Copy the data exactly as it appears, and do not include any pictures.

--- Start of Excerpted data ---

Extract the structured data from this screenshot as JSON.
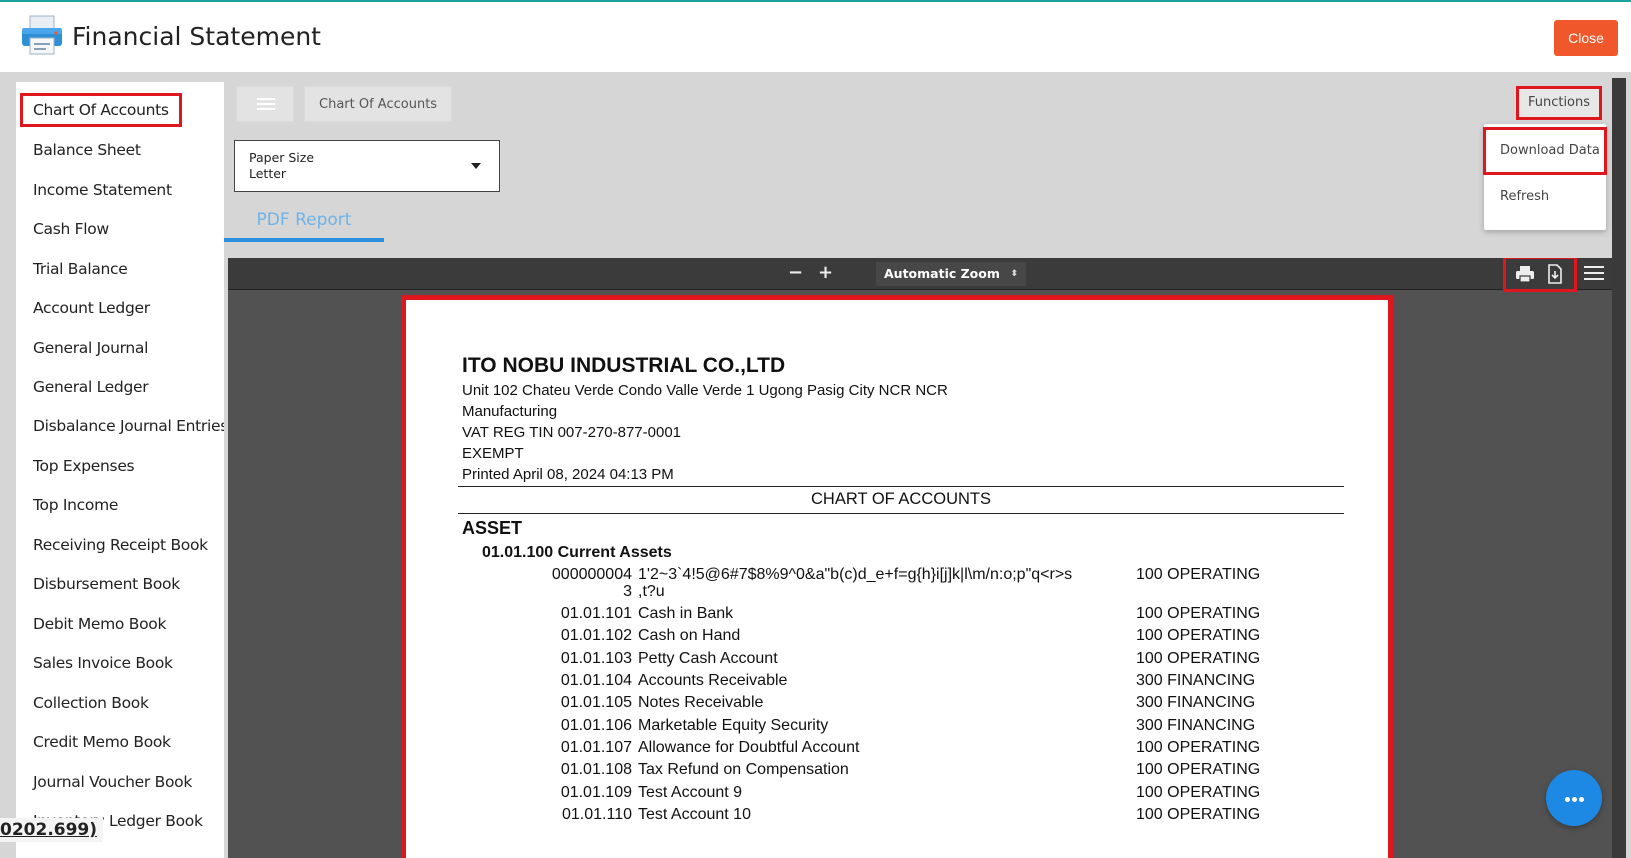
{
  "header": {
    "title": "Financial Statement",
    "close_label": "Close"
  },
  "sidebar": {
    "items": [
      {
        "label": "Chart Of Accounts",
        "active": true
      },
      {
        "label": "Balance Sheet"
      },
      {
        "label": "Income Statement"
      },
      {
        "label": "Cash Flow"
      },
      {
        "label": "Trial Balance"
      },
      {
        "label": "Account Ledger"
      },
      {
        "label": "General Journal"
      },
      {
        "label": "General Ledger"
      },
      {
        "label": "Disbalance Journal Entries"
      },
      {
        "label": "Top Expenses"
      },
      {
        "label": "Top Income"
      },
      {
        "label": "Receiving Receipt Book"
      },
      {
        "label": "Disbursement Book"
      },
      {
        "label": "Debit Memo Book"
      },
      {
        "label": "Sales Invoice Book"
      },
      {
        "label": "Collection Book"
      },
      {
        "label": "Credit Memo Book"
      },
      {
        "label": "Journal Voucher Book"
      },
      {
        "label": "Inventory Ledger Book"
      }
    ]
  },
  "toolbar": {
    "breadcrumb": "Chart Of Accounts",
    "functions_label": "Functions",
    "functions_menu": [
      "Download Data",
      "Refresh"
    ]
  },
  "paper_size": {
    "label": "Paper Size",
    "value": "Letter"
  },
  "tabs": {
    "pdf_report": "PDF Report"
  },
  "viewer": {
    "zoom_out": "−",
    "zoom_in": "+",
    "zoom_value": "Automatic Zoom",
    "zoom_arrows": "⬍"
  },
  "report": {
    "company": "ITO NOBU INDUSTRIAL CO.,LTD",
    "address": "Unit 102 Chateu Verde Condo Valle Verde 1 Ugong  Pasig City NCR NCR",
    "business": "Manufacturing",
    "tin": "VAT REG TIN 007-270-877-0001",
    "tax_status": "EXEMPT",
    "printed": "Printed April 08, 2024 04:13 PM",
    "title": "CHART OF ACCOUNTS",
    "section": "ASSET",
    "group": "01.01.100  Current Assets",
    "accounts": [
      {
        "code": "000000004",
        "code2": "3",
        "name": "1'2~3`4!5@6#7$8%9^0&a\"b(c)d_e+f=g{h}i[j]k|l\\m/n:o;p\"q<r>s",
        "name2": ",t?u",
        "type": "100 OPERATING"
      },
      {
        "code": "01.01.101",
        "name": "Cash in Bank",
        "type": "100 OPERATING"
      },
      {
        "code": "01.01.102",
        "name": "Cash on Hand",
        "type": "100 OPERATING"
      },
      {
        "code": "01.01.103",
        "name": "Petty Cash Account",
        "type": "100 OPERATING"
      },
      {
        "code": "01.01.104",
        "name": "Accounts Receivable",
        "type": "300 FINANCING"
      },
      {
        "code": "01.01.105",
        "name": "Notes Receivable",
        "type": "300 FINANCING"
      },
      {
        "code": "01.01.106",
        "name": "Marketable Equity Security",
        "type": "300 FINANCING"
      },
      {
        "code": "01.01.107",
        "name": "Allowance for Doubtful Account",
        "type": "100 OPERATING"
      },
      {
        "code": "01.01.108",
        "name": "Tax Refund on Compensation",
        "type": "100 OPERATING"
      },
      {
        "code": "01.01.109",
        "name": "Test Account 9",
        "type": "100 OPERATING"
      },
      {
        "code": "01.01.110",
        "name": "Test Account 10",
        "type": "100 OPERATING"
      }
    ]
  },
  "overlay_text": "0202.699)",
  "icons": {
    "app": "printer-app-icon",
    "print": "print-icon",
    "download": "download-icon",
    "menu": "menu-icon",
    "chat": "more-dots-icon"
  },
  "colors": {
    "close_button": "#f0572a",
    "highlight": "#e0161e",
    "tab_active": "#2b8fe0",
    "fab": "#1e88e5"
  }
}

--- End of Excerpted data ---

*Exercise response*
Extract the structured data from this screenshot as JSON.
{
  "header": {
    "title": "Financial Statement",
    "close_label": "Close"
  },
  "sidebar": {
    "items": [
      {
        "label": "Chart Of Accounts",
        "active": true
      },
      {
        "label": "Balance Sheet"
      },
      {
        "label": "Income Statement"
      },
      {
        "label": "Cash Flow"
      },
      {
        "label": "Trial Balance"
      },
      {
        "label": "Account Ledger"
      },
      {
        "label": "General Journal"
      },
      {
        "label": "General Ledger"
      },
      {
        "label": "Disbalance Journal Entries"
      },
      {
        "label": "Top Expenses"
      },
      {
        "label": "Top Income"
      },
      {
        "label": "Receiving Receipt Book"
      },
      {
        "label": "Disbursement Book"
      },
      {
        "label": "Debit Memo Book"
      },
      {
        "label": "Sales Invoice Book"
      },
      {
        "label": "Collection Book"
      },
      {
        "label": "Credit Memo Book"
      },
      {
        "label": "Journal Voucher Book"
      },
      {
        "label": "Inventory Ledger Book"
      }
    ]
  },
  "toolbar": {
    "breadcrumb": "Chart Of Accounts",
    "functions_label": "Functions",
    "functions_menu": [
      "Download Data",
      "Refresh"
    ]
  },
  "paper_size": {
    "label": "Paper Size",
    "value": "Letter"
  },
  "tabs": {
    "pdf_report": "PDF Report"
  },
  "viewer": {
    "zoom_out": "−",
    "zoom_in": "+",
    "zoom_value": "Automatic Zoom",
    "zoom_arrows": "⬍"
  },
  "report": {
    "company": "ITO NOBU INDUSTRIAL CO.,LTD",
    "address": "Unit 102 Chateu Verde Condo Valle Verde 1 Ugong  Pasig City NCR NCR",
    "business": "Manufacturing",
    "tin": "VAT REG TIN 007-270-877-0001",
    "tax_status": "EXEMPT",
    "printed": "Printed April 08, 2024 04:13 PM",
    "title": "CHART OF ACCOUNTS",
    "section": "ASSET",
    "group": "01.01.100  Current Assets",
    "accounts": [
      {
        "code": "000000004",
        "code2": "3",
        "name": "1'2~3`4!5@6#7$8%9^0&a\"b(c)d_e+f=g{h}i[j]k|l\\m/n:o;p\"q<r>s",
        "name2": ",t?u",
        "type": "100 OPERATING"
      },
      {
        "code": "01.01.101",
        "name": "Cash in Bank",
        "type": "100 OPERATING"
      },
      {
        "code": "01.01.102",
        "name": "Cash on Hand",
        "type": "100 OPERATING"
      },
      {
        "code": "01.01.103",
        "name": "Petty Cash Account",
        "type": "100 OPERATING"
      },
      {
        "code": "01.01.104",
        "name": "Accounts Receivable",
        "type": "300 FINANCING"
      },
      {
        "code": "01.01.105",
        "name": "Notes Receivable",
        "type": "300 FINANCING"
      },
      {
        "code": "01.01.106",
        "name": "Marketable Equity Security",
        "type": "300 FINANCING"
      },
      {
        "code": "01.01.107",
        "name": "Allowance for Doubtful Account",
        "type": "100 OPERATING"
      },
      {
        "code": "01.01.108",
        "name": "Tax Refund on Compensation",
        "type": "100 OPERATING"
      },
      {
        "code": "01.01.109",
        "name": "Test Account 9",
        "type": "100 OPERATING"
      },
      {
        "code": "01.01.110",
        "name": "Test Account 10",
        "type": "100 OPERATING"
      }
    ]
  },
  "overlay_text": "0202.699)",
  "icons": {
    "app": "printer-app-icon",
    "print": "print-icon",
    "download": "download-icon",
    "menu": "menu-icon",
    "chat": "more-dots-icon"
  },
  "colors": {
    "close_button": "#f0572a",
    "highlight": "#e0161e",
    "tab_active": "#2b8fe0",
    "fab": "#1e88e5"
  }
}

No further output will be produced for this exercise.